Rewrite every line of the records below as a Markdown table with two columns, Row and Line. Number the rows and skip blank lines.

= = =

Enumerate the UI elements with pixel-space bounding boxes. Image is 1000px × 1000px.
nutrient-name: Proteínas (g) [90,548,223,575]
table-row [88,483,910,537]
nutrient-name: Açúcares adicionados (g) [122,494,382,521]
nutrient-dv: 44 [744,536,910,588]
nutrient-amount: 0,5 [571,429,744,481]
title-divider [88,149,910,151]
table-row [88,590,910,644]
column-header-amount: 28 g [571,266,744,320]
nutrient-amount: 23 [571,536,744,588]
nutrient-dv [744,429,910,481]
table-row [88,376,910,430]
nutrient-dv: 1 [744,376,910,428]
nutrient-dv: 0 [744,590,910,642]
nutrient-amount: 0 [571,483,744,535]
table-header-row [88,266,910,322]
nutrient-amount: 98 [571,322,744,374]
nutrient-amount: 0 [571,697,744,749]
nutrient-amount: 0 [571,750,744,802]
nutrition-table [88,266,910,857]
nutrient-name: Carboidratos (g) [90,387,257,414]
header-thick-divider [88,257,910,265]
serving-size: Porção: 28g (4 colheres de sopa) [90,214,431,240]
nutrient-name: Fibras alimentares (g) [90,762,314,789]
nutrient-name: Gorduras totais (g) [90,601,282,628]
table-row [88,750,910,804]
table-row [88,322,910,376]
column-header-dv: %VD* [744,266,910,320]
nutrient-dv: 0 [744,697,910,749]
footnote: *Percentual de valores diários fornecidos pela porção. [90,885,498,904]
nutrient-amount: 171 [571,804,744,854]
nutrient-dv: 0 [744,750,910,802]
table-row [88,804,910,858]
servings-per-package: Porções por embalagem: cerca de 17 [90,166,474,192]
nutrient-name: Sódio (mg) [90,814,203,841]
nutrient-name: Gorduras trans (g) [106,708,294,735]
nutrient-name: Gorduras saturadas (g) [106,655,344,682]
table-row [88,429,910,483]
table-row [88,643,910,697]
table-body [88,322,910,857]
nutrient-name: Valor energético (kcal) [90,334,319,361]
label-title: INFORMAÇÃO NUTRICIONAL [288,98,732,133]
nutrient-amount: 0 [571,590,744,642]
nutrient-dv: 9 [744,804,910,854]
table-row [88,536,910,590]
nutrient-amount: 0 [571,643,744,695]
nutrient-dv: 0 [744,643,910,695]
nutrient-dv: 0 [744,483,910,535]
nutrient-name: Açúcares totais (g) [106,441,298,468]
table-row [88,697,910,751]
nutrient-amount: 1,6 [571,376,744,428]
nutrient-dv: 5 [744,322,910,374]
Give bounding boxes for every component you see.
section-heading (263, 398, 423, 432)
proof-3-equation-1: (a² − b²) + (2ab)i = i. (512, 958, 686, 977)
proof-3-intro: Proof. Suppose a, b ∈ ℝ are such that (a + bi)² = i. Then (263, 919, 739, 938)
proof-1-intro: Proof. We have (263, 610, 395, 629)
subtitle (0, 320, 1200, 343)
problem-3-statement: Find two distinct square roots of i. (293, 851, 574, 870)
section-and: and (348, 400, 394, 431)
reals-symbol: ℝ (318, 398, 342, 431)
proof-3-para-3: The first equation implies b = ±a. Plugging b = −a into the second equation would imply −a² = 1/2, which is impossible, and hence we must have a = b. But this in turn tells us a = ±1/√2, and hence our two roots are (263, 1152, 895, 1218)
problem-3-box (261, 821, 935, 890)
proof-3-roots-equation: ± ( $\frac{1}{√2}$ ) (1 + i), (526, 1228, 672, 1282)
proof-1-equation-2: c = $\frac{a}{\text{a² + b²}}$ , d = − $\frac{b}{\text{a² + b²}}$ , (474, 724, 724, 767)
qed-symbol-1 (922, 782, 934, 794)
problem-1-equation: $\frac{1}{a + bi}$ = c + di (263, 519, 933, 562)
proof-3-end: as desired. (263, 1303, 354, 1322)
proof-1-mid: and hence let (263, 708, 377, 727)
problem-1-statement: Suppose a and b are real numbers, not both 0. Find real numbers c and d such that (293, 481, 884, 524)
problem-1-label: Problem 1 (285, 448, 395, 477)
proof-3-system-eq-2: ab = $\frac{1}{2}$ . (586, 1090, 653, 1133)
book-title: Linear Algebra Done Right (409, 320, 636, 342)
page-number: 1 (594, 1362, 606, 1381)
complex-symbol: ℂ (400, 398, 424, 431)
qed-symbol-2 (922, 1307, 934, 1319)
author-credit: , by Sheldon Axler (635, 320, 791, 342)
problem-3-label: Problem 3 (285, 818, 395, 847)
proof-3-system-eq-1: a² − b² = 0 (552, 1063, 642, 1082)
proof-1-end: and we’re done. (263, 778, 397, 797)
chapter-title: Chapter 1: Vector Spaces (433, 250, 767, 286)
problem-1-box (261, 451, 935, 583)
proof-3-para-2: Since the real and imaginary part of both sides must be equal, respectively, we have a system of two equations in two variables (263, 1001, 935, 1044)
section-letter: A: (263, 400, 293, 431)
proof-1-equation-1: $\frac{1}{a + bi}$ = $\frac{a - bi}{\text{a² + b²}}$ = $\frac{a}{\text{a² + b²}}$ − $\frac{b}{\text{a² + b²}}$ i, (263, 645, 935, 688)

= = =

## Problem solution:
| Row | Line |
|---|---|
| 1 | Enumerate the UI elements with pixel-space bounding boxes. Image is 1000px × 1000px. |
| 2 | nutrient-name: Proteínas (g) [90,548,223,575] |
| 3 | table-row [88,483,910,537] |
| 4 | nutrient-name: Açúcares adicionados (g) [122,494,382,521] |
| 5 | nutrient-dv: 44 [744,536,910,588] |
| 6 | nutrient-amount: 0,5 [571,429,744,481] |
| 7 | title-divider [88,149,910,151] |
| 8 | table-row [88,590,910,644] |
| 9 | column-header-amount: 28 g [571,266,744,320] |
| 10 | nutrient-amount: 23 [571,536,744,588] |
| 11 | nutrient-dv [744,429,910,481] |
| 12 | table-row [88,376,910,430] |
| 13 | nutrient-dv: 1 [744,376,910,428] |
| 14 | nutrient-dv: 0 [744,590,910,642] |
| 15 | nutrient-amount: 0 [571,483,744,535] |
| 16 | table-header-row [88,266,910,322] |
| 17 | nutrient-amount: 98 [571,322,744,374] |
| 18 | nutrient-amount: 0 [571,697,744,749] |
| 19 | nutrient-amount: 0 [571,750,744,802] |
| 20 | nutrition-table [88,266,910,857] |
| 21 | nutrient-name: Carboidratos (g) [90,387,257,414] |
| 22 | header-thick-divider [88,257,910,265] |
| 23 | serving-size: Porção: 28g (4 colheres de sopa) [90,214,431,240] |
| 24 | nutrient-name: Fibras alimentares (g) [90,762,314,789] |
| 25 | nutrient-name: Gorduras totais (g) [90,601,282,628] |
| 26 | table-row [88,750,910,804] |
| 27 | table-row [88,322,910,376] |
| 28 | column-header-dv: %VD* [744,266,910,320] |
| 29 | nutrient-dv: 0 [744,697,910,749] |
| 30 | footnote: *Percentual de valores diários fornecidos pela porção. [90,885,498,904] |
| 31 | nutrient-amount: 171 [571,804,744,854] |
| 32 | nutrient-dv: 0 [744,750,910,802] |
| 33 | table-row [88,804,910,858] |
| 34 | servings-per-package: Porções por embalagem: cerca de 17 [90,166,474,192] |
| 35 | nutrient-name: Sódio (mg) [90,814,203,841] |
| 36 | nutrient-name: Gorduras trans (g) [106,708,294,735] |
| 37 | nutrient-name: Gorduras saturadas (g) [106,655,344,682] |
| 38 | table-row [88,429,910,483] |
| 39 | table-row [88,643,910,697] |
| 40 | table-body [88,322,910,857] |
| 41 | nutrient-name: Valor energético (kcal) [90,334,319,361] |
| 42 | label-title: INFORMAÇÃO NUTRICIONAL [288,98,732,133] |
| 43 | nutrient-amount: 0 [571,590,744,642] |
| 44 | nutrient-dv: 9 [744,804,910,854] |
| 45 | table-row [88,536,910,590] |
| 46 | nutrient-amount: 0 [571,643,744,695] |
| 47 | nutrient-dv: 0 [744,643,910,695] |
| 48 | nutrient-dv: 0 [744,483,910,535] |
| 49 | nutrient-name: Açúcares totais (g) [106,441,298,468] |
| 50 | table-row [88,697,910,751] |
| 51 | nutrient-amount: 1,6 [571,376,744,428] |
| 52 | nutrient-dv: 5 [744,322,910,374] |
| 53 | Give bounding boxes for every component you see. |
| 54 | section-heading (263, 398, 423, 432) |
| 55 | proof-3-equation-1: (a² − b²) + (2ab)i = i. (512, 958, 686, 977) |
| 56 | proof-3-intro: Proof. Suppose a, b ∈ ℝ are such that (a + bi)² = i. Then (263, 919, 739, 938) |
| 57 | proof-1-intro: Proof. We have (263, 610, 395, 629) |
| 58 | subtitle (0, 320, 1200, 343) |
| 59 | problem-3-statement: Find two distinct square roots of i. (293, 851, 574, 870) |
| 60 | section-and: and (348, 400, 394, 431) |
| 61 | reals-symbol: ℝ (318, 398, 342, 431) |
| 62 | proof-3-para-3: The first equation implies b = ±a. Plugging b = −a into the second equation would imply −a² = 1/2, which is impossible, and hence we must have a = b. But this in turn tells us a = ±1/√2, and hence our two roots are (263, 1152, 895, 1218) |
| 63 | problem-3-box (261, 821, 935, 890) |
| 64 | proof-3-roots-equation: ± ( $\frac{1}{√2}$ ) (1 + i), (526, 1228, 672, 1282) |
| 65 | proof-1-equation-2: c = $\frac{a}{\text{a² + b²}}$ , d = − $\frac{b}{\text{a² + b²}}$ , (474, 724, 724, 767) |
| 66 | qed-symbol-1 (922, 782, 934, 794) |
| 67 | problem-1-equation: $\frac{1}{a + bi}$ = c + di (263, 519, 933, 562) |
| 68 | proof-3-end: as desired. (263, 1303, 354, 1322) |
| 69 | proof-1-mid: and hence let (263, 708, 377, 727) |
| 70 | problem-1-statement: Suppose a and b are real numbers, not both 0. Find real numbers c and d such that (293, 481, 884, 524) |
| 71 | problem-1-label: Problem 1 (285, 448, 395, 477) |
| 72 | proof-3-system-eq-2: ab = $\frac{1}{2}$ . (586, 1090, 653, 1133) |
| 73 | book-title: Linear Algebra Done Right (409, 320, 636, 342) |
| 74 | page-number: 1 (594, 1362, 606, 1381) |
| 75 | complex-symbol: ℂ (400, 398, 424, 431) |
| 76 | qed-symbol-2 (922, 1307, 934, 1319) |
| 77 | author-credit: , by Sheldon Axler (635, 320, 791, 342) |
| 78 | problem-3-label: Problem 3 (285, 818, 395, 847) |
| 79 | proof-3-system-eq-1: a² − b² = 0 (552, 1063, 642, 1082) |
| 80 | proof-1-end: and we’re done. (263, 778, 397, 797) |
| 81 | chapter-title: Chapter 1: Vector Spaces (433, 250, 767, 286) |
| 82 | problem-1-box (261, 451, 935, 583) |
| 83 | proof-3-para-2: Since the real and imaginary part of both sides must be equal, respectively, we have a system of two equations in two variables (263, 1001, 935, 1044) |
| 84 | section-letter: A: (263, 400, 293, 431) |
| 85 | proof-1-equation-1: $\frac{1}{a + bi}$ = $\frac{a - bi}{\text{a² + b²}}$ = $\frac{a}{\text{a² + b²}}$ − $\frac{b}{\text{a² + b²}}$ i, (263, 645, 935, 688) |